■ 取り組む作業:
**a)** キッコーマン会長の対談から、「茂木ありがとうございます。」で始まり「プロフィールをお願いします。」で終わる部分を一字一句変えずに出力すること。
**b)** キッコーマン会長の対談に姓と名の両方で登場する人物を、すべて挙げよ。
**c)** キッコーマン会長の対談の続きを、最後の発言の後から書いてください。

++++ 対象本文 ++++

アメリカからロシア料理にも!?
「万能調味料」醤油で開く
「挑戦」の経営
キッコーマン株式会社
代表取締役会長
茂木 友三郎
目まぐるしく変化する世界経済と地球環境。かつてない変化とスピードの違いに我々はどう向き合う。時代を牽引する賢者のターニングポイント賢者の選択。日本の食卓には欠かせない醤油を世界ブランドに育て上げた企業がある。老舗醤油メーカーキッコーマン。戦後日本企業の中でもいち早く国際化戦略を打ち出し、1951年のアメリカ市場に進出。それからおよそ半世紀頃現在では世界100カ国以上にその販路を広げている。グローバル展開を加速させ更なる成長戦略を描くキッコーマン株式会社会長茂木友三郎、その経営理念とは。
蟹瀬ターニングポイント賢者の選択。ナビゲーターの蟹瀬誠一です。
石田アシスタントの石田紗英子です。
蟹瀬私は仕事柄世界各国ねまることがあるんですけどもそんな時にねこの日本製品があってよかったなと思うものがひとつあるんです。世界のいろんなところでいろんな料理を食べるんですがお醤油をかけた途端にね美味しくなる。醤油という伝統的な調味料がですね、グローバル、つまり世界にどうしてこんなに広がっているのか、ここのところ今日はですね是非じっくりと伺って参りたいと思っております。今回は日本の醤油をどのように世界の味へとして行ったのか、そのグローバル経営についてキッコーマンのあの方にお聞きします。
石田それでは今日のゲストです。キッコーマン株式会社代表取締役会長CEOの茂木友三郎さんです。
茂木ありがとうございます。
蟹瀬どうもはじめまして。今日はよろしくお願いいたします。茂木さんって言うとねビジネス界で知らない方いらっしゃらないかと思います。本当でしたら天下国家の話もね実は伺いたいとこなんですが、今日はやっぱり世界の味となった日本のキッコーマンの醤油の話をですね、じっくりとお伺いしたいと思うんですけれども、まずはプロフィールをお願いします。

++++ データ部分 ++++

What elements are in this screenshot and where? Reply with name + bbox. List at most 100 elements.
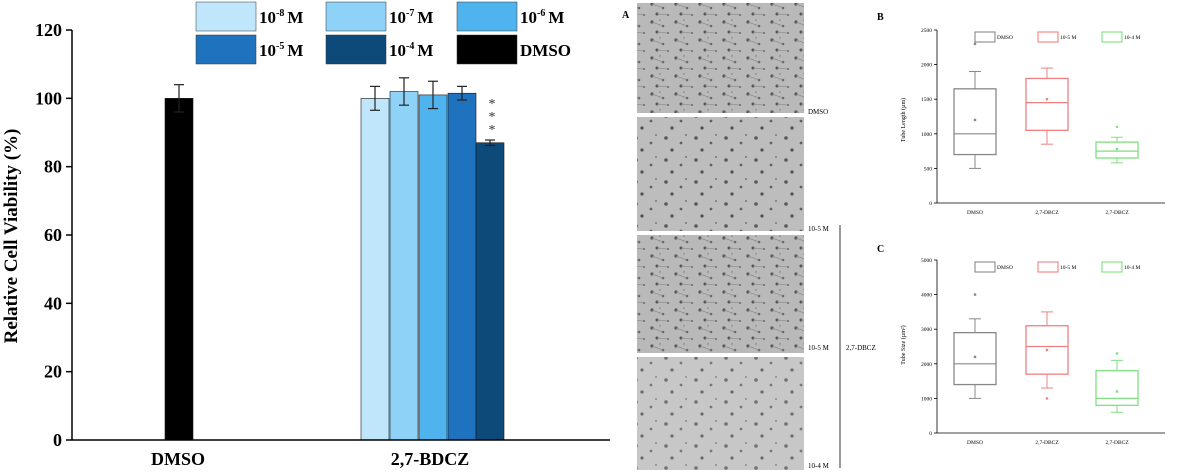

++++

■ 想定解答:
**a)**
茂木ありがとうございます。
蟹瀬どうもはじめまして。今日はよろしくお願いいたします。茂木さんって言うとねビジネス界で知らない方いらっしゃらないかと思います。本当でしたら天下国家の話もね実は伺いたいとこなんですが、今日はやっぱり世界の味となった日本のキッコーマンの醤油の話をですね、じっくりとお伺いしたいと思うんですけれども、まずはプロフィールをお願いします。

**b)** 茂木友三郎、蟹瀬誠一、石田紗英子

**c)**
石田はい、ご紹介いたします。キッコーマン株式会社代表取締役会長CEOの茂木友三郎さん。1935年千葉県でお生まれになりました。1958年に慶應義塾大学法学部を卒業後、キッコーマン株式会社に入社、入社後アメリカのコロンビア大学経営大学院に留学されて、1961年に経営学修士課程を卒業。主に海外事業部門を担当され1995年2月に代表取締役社長CEOに就任。2004年6月に代表取締役会長CEOに就任。になります。
蟹瀬この経歴拝見してますとね、1961年に既にアメリカでMBAを取られて、80年代なったらみんなMBAMBAってなったんですけども、61年でMBAってもう草分けですよね。
茂木コロンビアのMBAとしてはですね日本人で初めてなんですね。
蟹瀬そうなんですか。
茂木当時ね、ビジネススクールという言葉が日本で通じなかったんですよ。
蟹瀬そうですよね。
茂木私がねビジネススクールに留学するといったら、友達がタイプ習いに行くのか?と。
蟹瀬タイプライター。今、タイプというのも死語になりつつありますけどね。
茂木そういうことやろうとしたね。私は慶応大学2年の時にピータードラッカーさんのザ・プラクティス・オブ・マネジメントという本。あれがね現代の経営ということで日本語に訳されたんですね。その本を読みましてね。アメリカの経営学は素晴らしいなとということで感激しました。それでもう一つね、3年の時にノースカロライナ大学というのがありましてね。そこの教授で、今でも名前覚えているんですけど、ホワイトヒルさんっていう交換教授ですね慶応に見えたんですよ。それで1年間講義されたんですね。その時聞きましてね、ますますアメリカでビジネス勉強したいなという気になったんですね。
蟹瀬それまでビジネスっていうのは商売だったんですよ。学校で勉強するもんじゃなかったんですよね。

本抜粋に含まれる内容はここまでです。